Pull every line holding the string "this" from the records below.

Records from a collection
□ □ □ □ □

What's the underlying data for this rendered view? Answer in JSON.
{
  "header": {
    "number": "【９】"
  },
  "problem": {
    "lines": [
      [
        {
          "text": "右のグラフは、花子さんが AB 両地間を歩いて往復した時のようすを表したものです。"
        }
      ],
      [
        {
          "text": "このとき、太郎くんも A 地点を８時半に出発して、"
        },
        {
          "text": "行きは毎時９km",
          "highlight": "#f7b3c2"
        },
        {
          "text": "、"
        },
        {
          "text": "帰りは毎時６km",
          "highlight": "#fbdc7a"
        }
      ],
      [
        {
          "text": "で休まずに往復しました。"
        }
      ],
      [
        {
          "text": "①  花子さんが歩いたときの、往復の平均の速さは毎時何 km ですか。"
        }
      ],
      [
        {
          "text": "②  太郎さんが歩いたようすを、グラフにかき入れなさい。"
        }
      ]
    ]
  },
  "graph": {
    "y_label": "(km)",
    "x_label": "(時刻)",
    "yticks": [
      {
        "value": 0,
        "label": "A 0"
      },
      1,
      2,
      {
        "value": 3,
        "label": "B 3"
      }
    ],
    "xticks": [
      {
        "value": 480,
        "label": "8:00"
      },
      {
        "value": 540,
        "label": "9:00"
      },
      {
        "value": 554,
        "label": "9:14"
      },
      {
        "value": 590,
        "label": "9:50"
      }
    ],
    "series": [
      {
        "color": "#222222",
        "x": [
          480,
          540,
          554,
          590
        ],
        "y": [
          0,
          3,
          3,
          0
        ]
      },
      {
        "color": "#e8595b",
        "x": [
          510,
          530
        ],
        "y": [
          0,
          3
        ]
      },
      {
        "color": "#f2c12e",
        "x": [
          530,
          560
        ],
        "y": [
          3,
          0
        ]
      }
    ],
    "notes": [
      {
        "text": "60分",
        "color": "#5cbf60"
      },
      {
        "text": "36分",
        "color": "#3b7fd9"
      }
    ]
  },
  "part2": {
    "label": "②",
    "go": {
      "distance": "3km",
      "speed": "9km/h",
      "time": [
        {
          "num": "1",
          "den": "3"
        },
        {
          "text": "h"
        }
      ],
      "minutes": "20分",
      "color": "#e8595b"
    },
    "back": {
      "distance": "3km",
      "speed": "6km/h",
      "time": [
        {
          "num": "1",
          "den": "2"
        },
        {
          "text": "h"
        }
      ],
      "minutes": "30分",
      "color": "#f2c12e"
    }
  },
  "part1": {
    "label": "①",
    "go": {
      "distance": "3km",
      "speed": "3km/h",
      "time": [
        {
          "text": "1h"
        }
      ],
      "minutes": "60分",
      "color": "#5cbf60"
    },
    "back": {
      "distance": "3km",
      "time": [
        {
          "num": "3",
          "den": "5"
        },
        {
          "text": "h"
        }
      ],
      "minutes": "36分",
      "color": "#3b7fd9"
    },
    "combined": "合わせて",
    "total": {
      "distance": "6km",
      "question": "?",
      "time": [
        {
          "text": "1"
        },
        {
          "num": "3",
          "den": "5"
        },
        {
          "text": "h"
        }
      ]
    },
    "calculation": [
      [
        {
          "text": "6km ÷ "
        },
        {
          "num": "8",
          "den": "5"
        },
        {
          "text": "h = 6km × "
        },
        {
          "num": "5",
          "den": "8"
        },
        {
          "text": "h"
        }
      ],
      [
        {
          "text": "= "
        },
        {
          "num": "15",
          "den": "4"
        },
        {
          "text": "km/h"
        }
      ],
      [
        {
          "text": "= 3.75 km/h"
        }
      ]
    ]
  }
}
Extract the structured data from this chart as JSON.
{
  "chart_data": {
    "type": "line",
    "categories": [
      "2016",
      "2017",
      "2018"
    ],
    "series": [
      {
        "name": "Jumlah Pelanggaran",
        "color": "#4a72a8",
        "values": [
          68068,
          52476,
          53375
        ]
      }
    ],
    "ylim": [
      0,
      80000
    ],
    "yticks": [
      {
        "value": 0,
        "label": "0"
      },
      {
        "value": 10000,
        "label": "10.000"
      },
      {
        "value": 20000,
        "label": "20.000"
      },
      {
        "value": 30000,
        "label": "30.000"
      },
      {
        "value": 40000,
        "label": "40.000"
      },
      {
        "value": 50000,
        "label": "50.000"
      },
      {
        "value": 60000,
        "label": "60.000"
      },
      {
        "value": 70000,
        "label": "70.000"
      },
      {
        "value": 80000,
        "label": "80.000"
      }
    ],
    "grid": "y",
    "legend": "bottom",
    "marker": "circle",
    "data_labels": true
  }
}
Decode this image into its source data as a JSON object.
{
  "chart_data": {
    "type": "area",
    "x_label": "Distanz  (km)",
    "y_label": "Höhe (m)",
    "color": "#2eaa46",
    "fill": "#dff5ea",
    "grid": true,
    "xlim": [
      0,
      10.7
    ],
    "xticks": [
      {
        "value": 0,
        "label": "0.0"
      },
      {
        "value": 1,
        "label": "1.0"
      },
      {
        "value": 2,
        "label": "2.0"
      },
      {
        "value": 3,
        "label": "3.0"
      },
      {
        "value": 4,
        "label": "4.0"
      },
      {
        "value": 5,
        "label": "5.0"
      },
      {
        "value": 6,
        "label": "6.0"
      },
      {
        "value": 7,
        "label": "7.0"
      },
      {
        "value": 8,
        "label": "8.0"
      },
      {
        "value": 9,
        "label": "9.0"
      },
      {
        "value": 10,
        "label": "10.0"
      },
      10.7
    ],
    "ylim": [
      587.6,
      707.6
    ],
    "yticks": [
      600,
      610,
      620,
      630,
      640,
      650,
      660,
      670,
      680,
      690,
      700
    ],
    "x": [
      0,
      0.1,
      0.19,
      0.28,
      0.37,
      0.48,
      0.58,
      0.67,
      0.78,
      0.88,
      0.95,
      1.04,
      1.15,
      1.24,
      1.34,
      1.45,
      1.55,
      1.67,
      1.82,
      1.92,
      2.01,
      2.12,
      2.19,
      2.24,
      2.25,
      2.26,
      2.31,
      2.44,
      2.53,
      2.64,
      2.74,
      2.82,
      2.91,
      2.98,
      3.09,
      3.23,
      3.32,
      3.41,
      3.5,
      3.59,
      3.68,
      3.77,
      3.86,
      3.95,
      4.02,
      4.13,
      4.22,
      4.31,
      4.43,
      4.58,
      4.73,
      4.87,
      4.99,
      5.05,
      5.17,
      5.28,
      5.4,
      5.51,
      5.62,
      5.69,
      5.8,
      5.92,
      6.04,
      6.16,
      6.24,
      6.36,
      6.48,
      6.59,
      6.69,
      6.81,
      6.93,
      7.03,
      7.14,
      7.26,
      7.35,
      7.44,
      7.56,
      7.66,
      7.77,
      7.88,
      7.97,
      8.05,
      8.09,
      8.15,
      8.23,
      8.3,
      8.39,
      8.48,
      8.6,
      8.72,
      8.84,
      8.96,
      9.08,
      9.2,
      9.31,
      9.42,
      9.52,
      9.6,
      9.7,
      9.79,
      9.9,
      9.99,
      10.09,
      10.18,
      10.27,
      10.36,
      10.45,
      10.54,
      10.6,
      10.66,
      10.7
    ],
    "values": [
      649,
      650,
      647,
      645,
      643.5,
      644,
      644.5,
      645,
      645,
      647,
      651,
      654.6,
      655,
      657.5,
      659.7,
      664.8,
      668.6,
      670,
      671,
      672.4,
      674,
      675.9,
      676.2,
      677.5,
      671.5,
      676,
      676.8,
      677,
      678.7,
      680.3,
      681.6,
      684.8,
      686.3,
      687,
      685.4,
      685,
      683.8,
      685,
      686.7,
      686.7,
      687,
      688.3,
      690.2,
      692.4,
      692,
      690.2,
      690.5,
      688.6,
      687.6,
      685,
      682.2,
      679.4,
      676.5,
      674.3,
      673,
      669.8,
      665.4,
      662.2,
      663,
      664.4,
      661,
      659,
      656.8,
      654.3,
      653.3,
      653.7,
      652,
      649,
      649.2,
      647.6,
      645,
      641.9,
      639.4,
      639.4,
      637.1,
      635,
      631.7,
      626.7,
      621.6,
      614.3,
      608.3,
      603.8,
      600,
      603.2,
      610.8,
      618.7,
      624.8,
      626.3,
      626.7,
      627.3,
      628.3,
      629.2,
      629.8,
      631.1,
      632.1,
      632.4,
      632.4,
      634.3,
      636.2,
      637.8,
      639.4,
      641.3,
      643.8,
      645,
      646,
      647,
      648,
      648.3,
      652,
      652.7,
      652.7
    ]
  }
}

□ □ □ □ □

- _Full answer_
What's the underlying data for this rendered view? Answer in JSON.
Extract the structured data from this chart as JSON.
Decode this image into its source data as a JSON object.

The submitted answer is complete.